Start Data listing
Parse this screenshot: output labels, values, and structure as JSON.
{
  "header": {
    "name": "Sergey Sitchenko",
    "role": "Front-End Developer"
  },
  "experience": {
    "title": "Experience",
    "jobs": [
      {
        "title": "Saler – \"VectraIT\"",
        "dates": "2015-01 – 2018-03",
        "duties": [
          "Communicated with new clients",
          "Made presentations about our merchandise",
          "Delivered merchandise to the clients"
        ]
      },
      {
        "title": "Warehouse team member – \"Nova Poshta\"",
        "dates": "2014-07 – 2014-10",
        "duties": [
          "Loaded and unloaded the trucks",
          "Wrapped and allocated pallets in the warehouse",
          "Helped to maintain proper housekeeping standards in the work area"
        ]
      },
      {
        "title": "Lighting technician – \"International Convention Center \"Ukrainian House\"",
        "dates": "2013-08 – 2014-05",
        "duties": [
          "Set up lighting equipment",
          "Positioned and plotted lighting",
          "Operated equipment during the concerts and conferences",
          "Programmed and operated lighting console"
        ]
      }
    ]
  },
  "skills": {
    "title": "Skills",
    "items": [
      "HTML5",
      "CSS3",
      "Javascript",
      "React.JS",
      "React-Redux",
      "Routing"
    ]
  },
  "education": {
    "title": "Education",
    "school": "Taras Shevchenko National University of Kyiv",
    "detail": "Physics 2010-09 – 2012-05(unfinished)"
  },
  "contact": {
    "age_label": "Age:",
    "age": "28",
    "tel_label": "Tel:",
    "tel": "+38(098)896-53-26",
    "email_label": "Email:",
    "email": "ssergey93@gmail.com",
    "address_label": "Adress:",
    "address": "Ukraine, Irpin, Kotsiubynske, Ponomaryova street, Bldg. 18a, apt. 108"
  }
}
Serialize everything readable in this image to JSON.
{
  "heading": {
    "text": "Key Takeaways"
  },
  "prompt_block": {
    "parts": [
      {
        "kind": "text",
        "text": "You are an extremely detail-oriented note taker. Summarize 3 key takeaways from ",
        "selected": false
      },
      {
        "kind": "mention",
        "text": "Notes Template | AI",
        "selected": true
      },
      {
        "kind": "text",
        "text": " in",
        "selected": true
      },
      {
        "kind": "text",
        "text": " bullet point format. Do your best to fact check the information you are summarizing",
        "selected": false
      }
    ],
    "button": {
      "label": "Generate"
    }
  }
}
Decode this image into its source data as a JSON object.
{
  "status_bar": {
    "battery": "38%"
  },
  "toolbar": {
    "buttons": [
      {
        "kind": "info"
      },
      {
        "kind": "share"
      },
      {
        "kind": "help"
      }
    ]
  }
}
End Data listing
** Written instruction **
All of the entries need to be reproduced exactly; please write them out.

** Exercise solution **
Parse this screenshot: output labels, values, and structure as JSON.
{
  "header": {
    "name": "Sergey Sitchenko",
    "role": "Front-End Developer"
  },
  "experience": {
    "title": "Experience",
    "jobs": [
      {
        "title": "Saler – \"VectraIT\"",
        "dates": "2015-01 – 2018-03",
        "duties": [
          "Communicated with new clients",
          "Made presentations about our merchandise",
          "Delivered merchandise to the clients"
        ]
      },
      {
        "title": "Warehouse team member – \"Nova Poshta\"",
        "dates": "2014-07 – 2014-10",
        "duties": [
          "Loaded and unloaded the trucks",
          "Wrapped and allocated pallets in the warehouse",
          "Helped to maintain proper housekeeping standards in the work area"
        ]
      },
      {
        "title": "Lighting technician – \"International Convention Center \"Ukrainian House\"",
        "dates": "2013-08 – 2014-05",
        "duties": [
          "Set up lighting equipment",
          "Positioned and plotted lighting",
          "Operated equipment during the concerts and conferences",
          "Programmed and operated lighting console"
        ]
      }
    ]
  },
  "skills": {
    "title": "Skills",
    "items": [
      "HTML5",
      "CSS3",
      "Javascript",
      "React.JS",
      "React-Redux",
      "Routing"
    ]
  },
  "education": {
    "title": "Education",
    "school": "Taras Shevchenko National University of Kyiv",
    "detail": "Physics 2010-09 – 2012-05(unfinished)"
  },
  "contact": {
    "age_label": "Age:",
    "age": "28",
    "tel_label": "Tel:",
    "tel": "+38(098)896-53-26",
    "email_label": "Email:",
    "email": "ssergey93@gmail.com",
    "address_label": "Adress:",
    "address": "Ukraine, Irpin, Kotsiubynske, Ponomaryova street, Bldg. 18a, apt. 108"
  }
}
Serialize everything readable in this image to JSON.
{
  "heading": {
    "text": "Key Takeaways"
  },
  "prompt_block": {
    "parts": [
      {
        "kind": "text",
        "text": "You are an extremely detail-oriented note taker. Summarize 3 key takeaways from ",
        "selected": false
      },
      {
        "kind": "mention",
        "text": "Notes Template | AI",
        "selected": true
      },
      {
        "kind": "text",
        "text": " in",
        "selected": true
      },
      {
        "kind": "text",
        "text": " bullet point format. Do your best to fact check the information you are summarizing",
        "selected": false
      }
    ],
    "button": {
      "label": "Generate"
    }
  }
}
Decode this image into its source data as a JSON object.
{
  "status_bar": {
    "battery": "38%"
  },
  "toolbar": {
    "buttons": [
      {
        "kind": "info"
      },
      {
        "kind": "share"
      },
      {
        "kind": "help"
      }
    ]
  }
}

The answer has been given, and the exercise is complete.